O subtítulo da obra, "Testemunhos imaginários de futuros possíveis", evidencia o exercício feito pelos autores, de imaginar levando em conta a realidade atual e o cenário geográfico e cultural da região.
Em um dos contos, o escritor israelense Tomer Gardi, que mora em Tel Aviv, descreve a cidade após o retorno dos refugiados. Na história, muitos dos que retornam resolvem ir para Yafo, hoje um bairro no sul de Tel Aviv e que, até a fundação de Israel, em 1948, era uma das cidades palestinas mais importantes – chamada Yafa (com 'a').
Entre Yafa e Tel Aviv havia um bairro chamado Manchia, que não existe mais. O único sinal que restou é a mesquita Hassan Bek, hoje cercada por hotéis cinco estrelas em frente à praia. Gardi desenha uma Tel Aviv na qual Manchia é reconstruido, mas como a região já está densamente habitada, a solução é construir o bairro em uma ilha artificial no mar Mediterrâneo, em frente a Yafo, cujo nome, após o retorno, volta a ser Yafa.
Para se deslocar da ilha, que se chamaria Manchia Jdeide (Novo Manchia, em árabe), haveria uma ponte para pedestres. Na ilha viveriam juntos judeus-israelenses e árabes-palestinos.

--------------------------------------------------

### Instrução
Transcreva sem alterações o trecho do texto sobre a obra de contos, começando em "Em um dos contos, o" e terminando em "Yafa (com 'a').".

[Registros das caixas de elementos de imagem]

--------------------------------------------------

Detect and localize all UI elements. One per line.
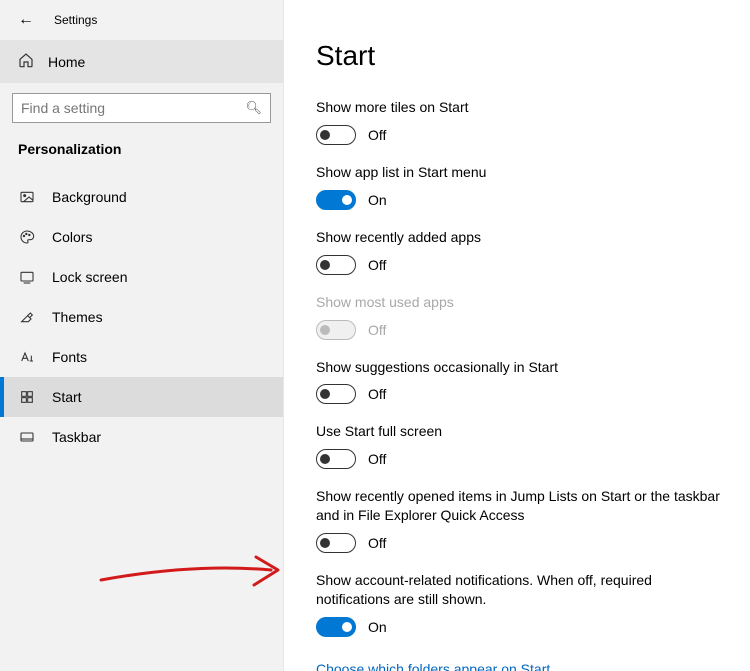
sidebar-item-background[interactable]: Background	[0, 177, 283, 217]
search-container: 🔍︎	[0, 83, 283, 129]
toggle-switch[interactable]	[316, 533, 356, 553]
toggle-line: Off	[316, 384, 722, 404]
setting-row: Show recently opened items in Jump Lists…	[316, 487, 722, 553]
toggle-state-label: Off	[368, 386, 386, 402]
toggle-line: Off	[316, 533, 722, 553]
toggle-line: Off	[316, 449, 722, 469]
setting-label: Show suggestions occasionally in Start	[316, 358, 722, 377]
toggle-switch	[316, 320, 356, 340]
search-box[interactable]: 🔍︎	[12, 93, 271, 123]
sidebar-item-colors[interactable]: Colors	[0, 217, 283, 257]
toggle-state-label: Off	[368, 127, 386, 143]
sidebar-item-lock-screen[interactable]: Lock screen	[0, 257, 283, 297]
choose-folders-link[interactable]: Choose which folders appear on Start	[316, 661, 550, 671]
toggle-switch[interactable]	[316, 255, 356, 275]
setting-label: Show account-related notifications. When…	[316, 571, 722, 609]
setting-row: Show suggestions occasionally in Start Of…	[316, 358, 722, 405]
toggle-line: Off	[316, 125, 722, 145]
nav-label: Colors	[52, 229, 92, 245]
back-button[interactable]: ←	[18, 12, 34, 28]
toggle-line: Off	[316, 320, 722, 340]
toggle-switch[interactable]	[316, 125, 356, 145]
lock-screen-icon	[18, 269, 36, 285]
page-title: Start	[316, 40, 722, 72]
toggle-switch[interactable]	[316, 384, 356, 404]
toggle-state-label: On	[368, 192, 387, 208]
setting-label: Show more tiles on Start	[316, 98, 722, 117]
top-bar: ← Settings	[0, 0, 283, 40]
setting-label: Show app list in Start menu	[316, 163, 722, 182]
setting-row: Show more tiles on Start Off	[316, 98, 722, 145]
nav-label: Lock screen	[52, 269, 127, 285]
nav-label: Taskbar	[52, 429, 101, 445]
nav-label: Background	[52, 189, 127, 205]
app-title: Settings	[54, 13, 97, 27]
toggle-state-label: On	[368, 619, 387, 635]
toggle-line: On	[316, 617, 722, 637]
sidebar-item-home[interactable]: Home	[0, 40, 283, 83]
toggle-switch[interactable]	[316, 449, 356, 469]
toggle-state-label: Off	[368, 257, 386, 273]
setting-row: Show most used apps Off	[316, 293, 722, 340]
sidebar-item-taskbar[interactable]: Taskbar	[0, 417, 283, 457]
themes-icon	[18, 309, 36, 325]
toggle-state-label: Off	[368, 535, 386, 551]
start-icon	[18, 389, 36, 405]
nav-label: Fonts	[52, 349, 87, 365]
nav-list: Background Colors Lock screen Themes Fon…	[0, 177, 283, 457]
sidebar-item-themes[interactable]: Themes	[0, 297, 283, 337]
taskbar-icon	[18, 429, 36, 445]
nav-label: Start	[52, 389, 82, 405]
setting-label: Show recently opened items in Jump Lists…	[316, 487, 722, 525]
setting-row: Show app list in Start menu On	[316, 163, 722, 210]
sidebar-item-start[interactable]: Start	[0, 377, 283, 417]
home-label: Home	[48, 54, 85, 70]
setting-label: Use Start full screen	[316, 422, 722, 441]
annotation-arrow	[96, 545, 296, 605]
fonts-icon	[18, 349, 36, 365]
home-icon	[18, 52, 34, 71]
toggle-state-label: Off	[368, 451, 386, 467]
sidebar: ← Settings Home 🔍︎ Personalization Backg…	[0, 0, 284, 671]
setting-row: Show recently added apps Off	[316, 228, 722, 275]
toggle-line: Off	[316, 255, 722, 275]
toggle-switch[interactable]	[316, 617, 356, 637]
sidebar-item-fonts[interactable]: Fonts	[0, 337, 283, 377]
search-icon: 🔍︎	[245, 100, 262, 116]
toggle-state-label: Off	[368, 322, 386, 338]
setting-label: Show most used apps	[316, 293, 722, 312]
nav-label: Themes	[52, 309, 103, 325]
main-content: Start Show more tiles on Start Off Show ap…	[284, 0, 750, 671]
search-input[interactable]	[21, 100, 245, 116]
setting-row: Show account-related notifications. When…	[316, 571, 722, 637]
section-label: Personalization	[0, 129, 283, 163]
image-icon	[18, 189, 36, 205]
setting-label: Show recently added apps	[316, 228, 722, 247]
toggle-switch[interactable]	[316, 190, 356, 210]
setting-row: Use Start full screen Off	[316, 422, 722, 469]
toggle-line: On	[316, 190, 722, 210]
palette-icon	[18, 229, 36, 245]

--------------------------------------------------

### Solução abaixo
Em um dos contos, o escritor israelense Tomer Gardi, que mora em Tel Aviv, descreve a cidade após o retorno dos refugiados. Na história, muitos dos que retornam resolvem ir para Yafo, hoje um bairro no sul de Tel Aviv e que, até a fundação de Israel, em 1948, era uma das cidades palestinas mais importantes – chamada Yafa (com 'a').